#### Text extract
For many individuals, a significant milestone in the financial and estate planning process is the signing of documents - wills, trusts, etc. This is often the culmination of a long and arduous planning process. Unfortunately, it is generally not the end of the process. Completion of the process may require that title to property be changed, or that beneficiary designations be amended. A trust arrangement will only be effective to the extent that property is transferred into the trust; trust terms will not have an impact on property that is not subject to its reach.

Once all of the necessary steps are taken to implement a plan, this is only the beginning of a life-long planning process. With the dramatic pace of change, both economic and personal, it is important that plans be reviewed on a regular basis. Changes in personal circumstances may prompt a review of an estate plan. Economic changes may affect the dispositive provisions of an existing plan. New tax laws may also require that plans be reviewed.

There have been significant developments in the past year with respect to the phase out of the estate tax. The ultimate fate of the estate tax is still up in the air. Under the law currently in effect, the estate tax gradually phases out over the next few years. It disappears completely in 2010; however, absent additional legislation, will re-emerge in full force in 2011.

Estate planning formula clauses

Until the estate tax is fully phased out, a tax is imposed upon transfers at death that exceed a certain lifetime exemption amount. Thus, in 2002 and 2003, a decedent whose total estate and lifetime gifts exceed $1,000,000 will be subject to estate tax on transfers to individuals other than a surviving spouse. There is an unlimited marital deduction that excludes from taxation transfers to a surviving spouse. The exclusion amount increases over the next several years to $3,500,000, until the estate tax is eliminated in 2010. At that time, estate tax will not be imposed, no matter what the size of the estate transferring at death.

Under current law, a typical planning approach is to provide for a transfer into trust for the benefit of non-spousal beneficiaries an amount equal to the maximum exclusion amount. The balance of the property passes to the surviving spouse.

Thus, for example, upon the death in 2002 of an individual with a $2,500,000 estate, a typical plan might provide for $1,000,000 to pass into a “bypass” trust for the benefit of children and $1,500,00 to pass to the surviving spouse. The amount passing into trust is not subject to tax due to the $1,000,000 lifetime exclusion; the amount passing to the surviving spouse is not subject to tax due to the unlimited marital deduction.

#### Record set
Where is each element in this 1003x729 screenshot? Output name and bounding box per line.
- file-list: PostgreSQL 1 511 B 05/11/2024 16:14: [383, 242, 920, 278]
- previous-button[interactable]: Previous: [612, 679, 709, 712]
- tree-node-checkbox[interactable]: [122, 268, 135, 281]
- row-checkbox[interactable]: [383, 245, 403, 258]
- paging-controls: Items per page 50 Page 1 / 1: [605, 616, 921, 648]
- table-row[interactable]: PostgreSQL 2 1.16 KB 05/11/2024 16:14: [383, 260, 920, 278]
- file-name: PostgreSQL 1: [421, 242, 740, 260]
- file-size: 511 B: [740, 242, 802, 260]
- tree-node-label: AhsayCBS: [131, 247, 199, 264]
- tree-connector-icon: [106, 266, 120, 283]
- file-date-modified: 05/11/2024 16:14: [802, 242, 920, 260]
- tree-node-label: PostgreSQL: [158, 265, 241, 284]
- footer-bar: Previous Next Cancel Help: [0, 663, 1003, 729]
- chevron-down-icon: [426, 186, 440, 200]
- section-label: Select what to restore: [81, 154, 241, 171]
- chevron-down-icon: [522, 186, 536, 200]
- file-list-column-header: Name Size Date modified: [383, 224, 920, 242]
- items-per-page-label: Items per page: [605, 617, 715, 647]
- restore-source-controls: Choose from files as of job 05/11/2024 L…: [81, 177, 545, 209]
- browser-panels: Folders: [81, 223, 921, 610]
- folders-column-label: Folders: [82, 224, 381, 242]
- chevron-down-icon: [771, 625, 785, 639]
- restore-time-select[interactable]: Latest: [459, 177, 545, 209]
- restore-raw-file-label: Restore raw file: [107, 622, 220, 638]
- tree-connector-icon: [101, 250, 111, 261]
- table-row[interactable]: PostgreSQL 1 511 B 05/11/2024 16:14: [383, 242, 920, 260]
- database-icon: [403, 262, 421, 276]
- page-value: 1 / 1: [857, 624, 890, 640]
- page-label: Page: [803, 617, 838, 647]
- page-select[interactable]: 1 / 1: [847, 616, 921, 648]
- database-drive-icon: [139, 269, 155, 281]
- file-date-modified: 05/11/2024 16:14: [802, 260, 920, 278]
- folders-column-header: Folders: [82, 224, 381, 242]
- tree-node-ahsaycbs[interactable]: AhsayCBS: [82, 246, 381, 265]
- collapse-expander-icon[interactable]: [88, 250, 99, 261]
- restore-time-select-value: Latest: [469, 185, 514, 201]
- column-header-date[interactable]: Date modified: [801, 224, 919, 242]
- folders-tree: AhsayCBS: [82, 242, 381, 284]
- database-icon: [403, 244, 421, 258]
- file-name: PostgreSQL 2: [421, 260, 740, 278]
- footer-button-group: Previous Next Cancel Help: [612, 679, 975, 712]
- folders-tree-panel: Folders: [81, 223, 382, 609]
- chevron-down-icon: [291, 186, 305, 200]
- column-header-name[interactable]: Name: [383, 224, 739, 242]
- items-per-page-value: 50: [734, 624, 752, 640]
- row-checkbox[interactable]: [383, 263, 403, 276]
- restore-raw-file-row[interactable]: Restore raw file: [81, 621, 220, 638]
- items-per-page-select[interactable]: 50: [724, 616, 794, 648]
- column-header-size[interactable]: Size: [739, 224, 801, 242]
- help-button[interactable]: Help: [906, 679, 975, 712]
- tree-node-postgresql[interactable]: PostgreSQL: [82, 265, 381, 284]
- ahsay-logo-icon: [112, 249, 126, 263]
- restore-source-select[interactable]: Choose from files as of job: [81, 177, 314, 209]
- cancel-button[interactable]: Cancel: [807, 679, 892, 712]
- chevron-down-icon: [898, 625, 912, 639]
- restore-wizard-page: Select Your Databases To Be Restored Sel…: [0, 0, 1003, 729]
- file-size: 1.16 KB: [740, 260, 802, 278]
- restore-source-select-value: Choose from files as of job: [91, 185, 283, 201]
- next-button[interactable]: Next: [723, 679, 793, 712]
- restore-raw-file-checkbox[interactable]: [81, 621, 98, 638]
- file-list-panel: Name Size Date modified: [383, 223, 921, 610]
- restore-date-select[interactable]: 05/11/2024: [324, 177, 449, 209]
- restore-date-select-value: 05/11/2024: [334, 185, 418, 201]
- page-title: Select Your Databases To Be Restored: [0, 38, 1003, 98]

--

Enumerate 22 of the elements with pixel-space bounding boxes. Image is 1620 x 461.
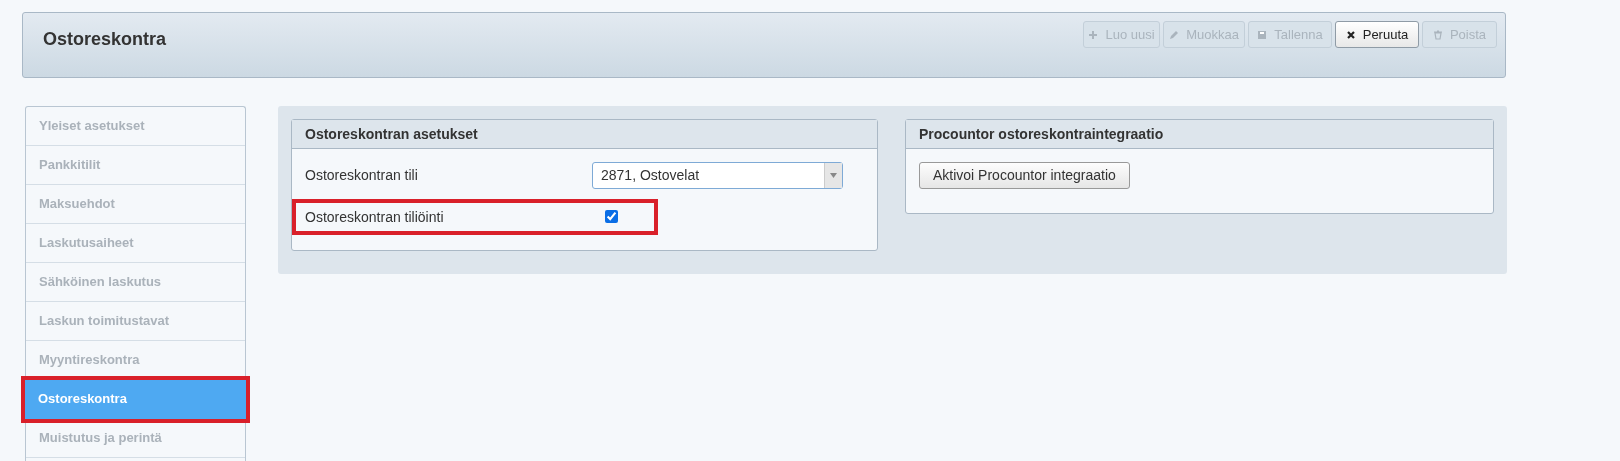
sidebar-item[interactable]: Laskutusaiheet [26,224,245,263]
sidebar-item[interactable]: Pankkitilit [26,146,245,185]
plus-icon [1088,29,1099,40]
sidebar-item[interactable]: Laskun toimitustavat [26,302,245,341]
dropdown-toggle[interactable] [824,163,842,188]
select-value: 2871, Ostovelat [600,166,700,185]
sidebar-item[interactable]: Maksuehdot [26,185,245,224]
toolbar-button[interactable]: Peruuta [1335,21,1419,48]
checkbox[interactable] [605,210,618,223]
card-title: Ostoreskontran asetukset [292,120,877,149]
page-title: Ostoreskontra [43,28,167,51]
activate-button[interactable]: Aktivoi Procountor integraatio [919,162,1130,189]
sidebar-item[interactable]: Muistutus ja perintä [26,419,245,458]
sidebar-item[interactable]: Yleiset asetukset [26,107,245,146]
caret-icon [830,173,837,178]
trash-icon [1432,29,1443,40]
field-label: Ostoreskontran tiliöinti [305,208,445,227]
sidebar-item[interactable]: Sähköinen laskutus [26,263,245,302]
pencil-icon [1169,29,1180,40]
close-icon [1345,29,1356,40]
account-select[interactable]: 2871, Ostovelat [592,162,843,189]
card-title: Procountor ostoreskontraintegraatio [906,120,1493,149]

#### Given task A
Do these statements agree with the estate planning text? Answer yes or no for each, quoting the words of the text that decide it.
(i) Signing wills and trusts is generally the end of the planning process.
(ii) Under the law currently in effect, the estate tax disappears completely in 2010.
(iii) Transfers to a surviving spouse are excluded from taxation.
#### Given task B
What comes next in the estate planning text? Continue it from its final sentence.
The items are separate material from the estate planning text.

#### Task output A
(i) No: "Unfortunately, it is generally not the end of the process."
(ii) Yes: "It disappears completely in 2010"
(iii) Yes: "There is an unlimited marital deduction that excludes from taxation transfers to a surviving spouse."

#### Task output B
As the estate tax is phased out, the maximum exclusion amount will increase. As a result, larger amounts of property may be transferred to the bypass trust, resulting in less property for the surviving spouse. Once the estate tax is fully phased out, a plan that has not been amended may result in all property passing to the trust, with no assets passing to the surviving spouse!

The scenario is made even more complicated because of the current sunset provision pursuant to which the estate tax would return in 2011.

Because of the changes in the estate tax rules, we recommend that individuals review their estate plans to ensure that the dispositive provisions remain true to their original intent.

Plan implementation

As you review your estate plan, this is also a good time to review the manner in which title to property is held, as well as beneficiary designations on retirement plans and life insurance policies. You may have acquired additional property since the plan was originally implemented that should be in the name of a trust. Family circumstances may have changed requiring modifications to beneficiary designations.

The year 2001 saw favorable developments with respect to the rules for IRA distributions. The complex rules that affected beneficiary designations have been simplified. Beneficiary designations should also be reviewed to ensure that optimal use is made of the new rules.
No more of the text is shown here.